> _EXERCÍCIOS_:
(A) Copie do texto sobre o trânsito a parte que começa em "Na verdade, o" e vai até "é uma barbárie.".
(B) Responda com base no texto sobre o trânsito:
(i) Com qual guerra se comparava antes o trânsito brasileiro?
(ii) Em quantas mortes alguns especialistas estimam o número real?
(iii) Segundo a reportagem citada no início, que país "é aqui"?

> _TRECHO DO DOCUMENTO_:
Outro dia li em um jornal de grande circulação reportagem que iniciava assim: “O Iraque é aqui. Nenhuma guerra consegue matar 35 mil pessoas por ano”. A novidade do texto é que mudamos de guerra. Antes, comparávamos o caos cotidiano do trânsito brasileiro com a Guerra do Vietnã.

Na verdade, o texto do jornalista chama a atenção para a maior tragédia sobre rodas que se tem conhecimento. É um escândalo em qualquer sociedade civilizada. A tragédia fica pior quando sabemos que não são 35 mil pessoas que perdem suas vidas. O número é muito maior. Alguns especialistas estimam em 50 mil. Mas, não importa. Fosse somente um já seria inaceitável -35 mil ou 50 mil é uma barbárie.

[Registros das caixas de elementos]
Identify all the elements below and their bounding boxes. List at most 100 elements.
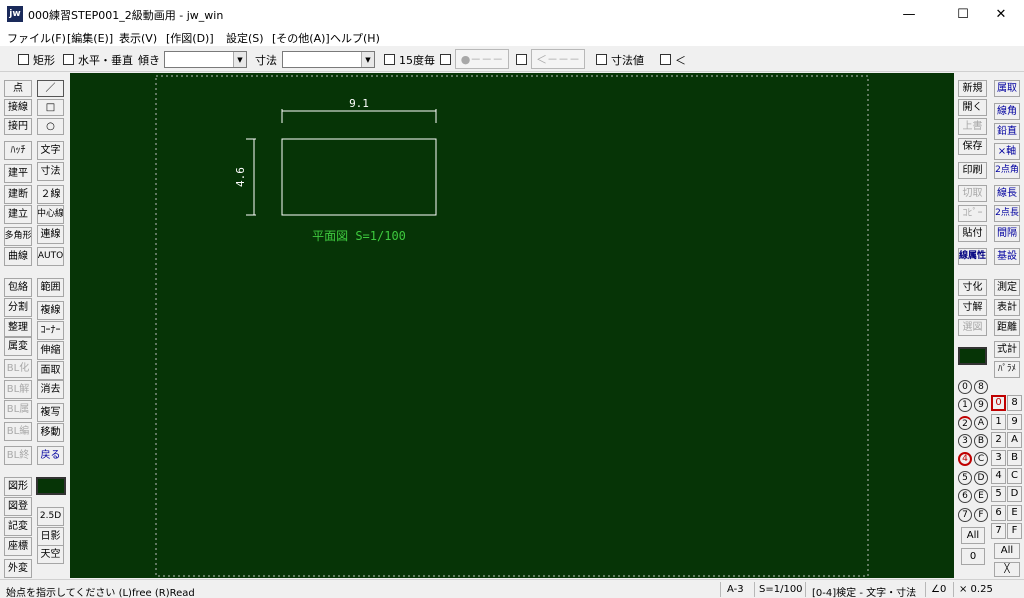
status-layer-info[interactable]: [0-4]検定 - 文字・寸法 — [812, 584, 916, 598]
layer-0-active[interactable]: 0 — [991, 395, 1006, 411]
tool-new[interactable]: 新規 — [958, 80, 987, 97]
tool-erase[interactable]: 消去 — [37, 380, 64, 399]
close-button[interactable]: ✕ — [978, 0, 1024, 28]
layer-e[interactable]: E — [1007, 505, 1022, 521]
tool-tangent-circle[interactable]: 接円 — [4, 118, 32, 135]
tool-divide[interactable]: 分割 — [4, 298, 32, 317]
layer-group-zero-button[interactable]: 0 — [961, 548, 985, 565]
tool-table-calc[interactable]: 表計 — [994, 299, 1020, 316]
layer-5[interactable]: 5 — [991, 486, 1006, 502]
tool-offset[interactable]: 複線 — [37, 301, 64, 320]
tool-shadow[interactable]: 日影 — [37, 527, 64, 546]
tool-chamfer[interactable]: 面取 — [37, 361, 64, 380]
tool-text[interactable]: 文字 — [37, 141, 64, 160]
angle-combo[interactable]: ▼ — [164, 51, 247, 68]
layer-1[interactable]: 1 — [991, 414, 1006, 430]
tool-distance[interactable]: 距離 — [994, 319, 1020, 336]
layer-b[interactable]: B — [1007, 450, 1022, 466]
tool-figure-register[interactable]: 図登 — [4, 497, 32, 516]
drawing-canvas[interactable]: 9.1 4.6 平面図 S=1/100 — [70, 73, 954, 578]
tool-rectangle[interactable]: □ — [37, 99, 64, 116]
layer-c[interactable]: C — [1007, 468, 1022, 484]
tool-line-attr[interactable]: 線属性 — [958, 248, 987, 265]
minimize-button[interactable]: — — [886, 0, 932, 28]
menu-help[interactable]: ヘルプ(H) — [330, 30, 380, 46]
tool-attr-change[interactable]: 属変 — [4, 337, 32, 356]
layer-group-8[interactable]: 8 — [974, 380, 988, 394]
layer-color-swatch[interactable] — [958, 347, 987, 365]
layer-a[interactable]: A — [1007, 432, 1022, 448]
layer-group-1[interactable]: 1 — [958, 398, 972, 412]
tool-block-edit[interactable]: BL編 — [4, 422, 32, 441]
tool-corner[interactable]: ｺｰﾅｰ — [37, 321, 64, 340]
tool-undo[interactable]: 戻る — [37, 446, 64, 465]
layer-group-4-active[interactable]: 4 — [958, 452, 972, 466]
tool-section[interactable]: 建断 — [4, 185, 32, 204]
menu-file[interactable]: ファイル(F) — [7, 30, 66, 46]
tool-paste[interactable]: 貼付 — [958, 225, 987, 242]
layer-2[interactable]: 2 — [991, 432, 1006, 448]
layer-group-b[interactable]: B — [974, 434, 988, 448]
tool-center-line[interactable]: 中心線 — [37, 205, 64, 224]
layer-group-e[interactable]: E — [974, 489, 988, 503]
tool-measure[interactable]: 測定 — [994, 279, 1020, 296]
tool-two-point-length[interactable]: 2点長 — [994, 205, 1020, 222]
menu-other[interactable]: [その他(A)] — [272, 30, 330, 46]
tool-cleanup[interactable]: 整理 — [4, 318, 32, 337]
tool-hatch[interactable]: ﾊｯﾁ — [4, 141, 32, 160]
layer-f[interactable]: F — [1007, 523, 1022, 539]
close-x-icon[interactable]: ╳ — [994, 562, 1020, 577]
tool-base-settings[interactable]: 基設 — [994, 248, 1020, 265]
tool-block-attr[interactable]: BL属 — [4, 400, 32, 419]
dimval-checkbox[interactable]: 寸法値 — [596, 52, 644, 67]
layer-group-all-button[interactable]: All — [961, 527, 985, 544]
tool-tangent-line[interactable]: 接線 — [4, 99, 32, 116]
tool-copy[interactable]: 複写 — [37, 403, 64, 422]
layer-group-5[interactable]: 5 — [958, 471, 972, 485]
tool-attr-get[interactable]: 属取 — [994, 80, 1020, 97]
tool-double-line[interactable]: ２線 — [37, 185, 64, 204]
tool-line-length[interactable]: 線長 — [994, 185, 1020, 202]
layer-group-f[interactable]: F — [974, 508, 988, 522]
tool-symbol-change[interactable]: 記変 — [4, 517, 32, 536]
tool-coordinates[interactable]: 座標 — [4, 537, 32, 556]
tool-two-point-angle[interactable]: 2点角 — [994, 162, 1020, 179]
tool-save[interactable]: 保存 — [958, 138, 987, 155]
tool-block-explode[interactable]: BL解 — [4, 380, 32, 399]
rect-checkbox[interactable]: 矩形 — [18, 52, 55, 67]
tool-copy-clip[interactable]: ｺﾋﾟｰ — [958, 205, 987, 222]
tool-vertical[interactable]: 鉛直 — [994, 123, 1020, 140]
tool-external-change[interactable]: 外変 — [4, 559, 32, 578]
layer-d[interactable]: D — [1007, 486, 1022, 502]
layer-group-9[interactable]: 9 — [974, 398, 988, 412]
status-factor[interactable]: × 0.25 — [959, 584, 993, 595]
tool-overwrite[interactable]: 上書 — [958, 118, 987, 135]
tool-polygon[interactable]: 多角形 — [4, 227, 32, 246]
layer-9[interactable]: 9 — [1007, 414, 1022, 430]
tool-figure[interactable]: 図形 — [4, 477, 32, 496]
tool-x-axis[interactable]: ×軸 — [994, 143, 1020, 160]
tool-sky[interactable]: 天空 — [37, 545, 64, 564]
tool-dimension[interactable]: 寸法 — [37, 162, 64, 181]
layer-group-0[interactable]: 0 — [958, 380, 972, 394]
point-style-button[interactable]: ●－－－ — [455, 49, 509, 69]
tool-curve[interactable]: 曲線 — [4, 247, 32, 266]
layer-group-6[interactable]: 6 — [958, 489, 972, 503]
tool-open[interactable]: 開く — [958, 99, 987, 116]
layer-3[interactable]: 3 — [991, 450, 1006, 466]
tool-2-5d[interactable]: 2.5D — [37, 507, 64, 526]
tool-select-figure[interactable]: 選図 — [958, 319, 987, 336]
tool-elevation[interactable]: 建立 — [4, 205, 32, 224]
layer-group-2[interactable]: 2 — [958, 416, 972, 430]
status-scale[interactable]: S=1/100 — [759, 584, 803, 595]
layer-6[interactable]: 6 — [991, 505, 1006, 521]
tool-range[interactable]: 範囲 — [37, 278, 64, 297]
layer-group-7[interactable]: 7 — [958, 508, 972, 522]
layer-group-d[interactable]: D — [974, 471, 988, 485]
point-checkbox[interactable] — [440, 52, 455, 67]
menu-view[interactable]: 表示(V) — [119, 30, 157, 46]
line-color-swatch[interactable] — [36, 477, 66, 495]
tool-interval[interactable]: 間隔 — [994, 225, 1020, 242]
layer-group-c[interactable]: C — [974, 452, 988, 466]
menu-settings[interactable]: 設定(S) — [226, 30, 264, 46]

> _RESPOSTAS POR TAREFA_:
(A)
Na verdade, o texto do jornalista chama a atenção para a maior tragédia sobre rodas que se tem conhecimento. É um escândalo em qualquer sociedade civilizada. A tragédia fica pior quando sabemos que não são 35 mil pessoas que perdem suas vidas. O número é muito maior. Alguns especialistas estimam em 50 mil. Mas, não importa. Fosse somente um já seria inaceitável -35 mil ou 50 mil é uma barbárie.

(B)
(i) Com a Guerra do Vietnã.
(ii) Em 50 mil.
(iii) O Iraque.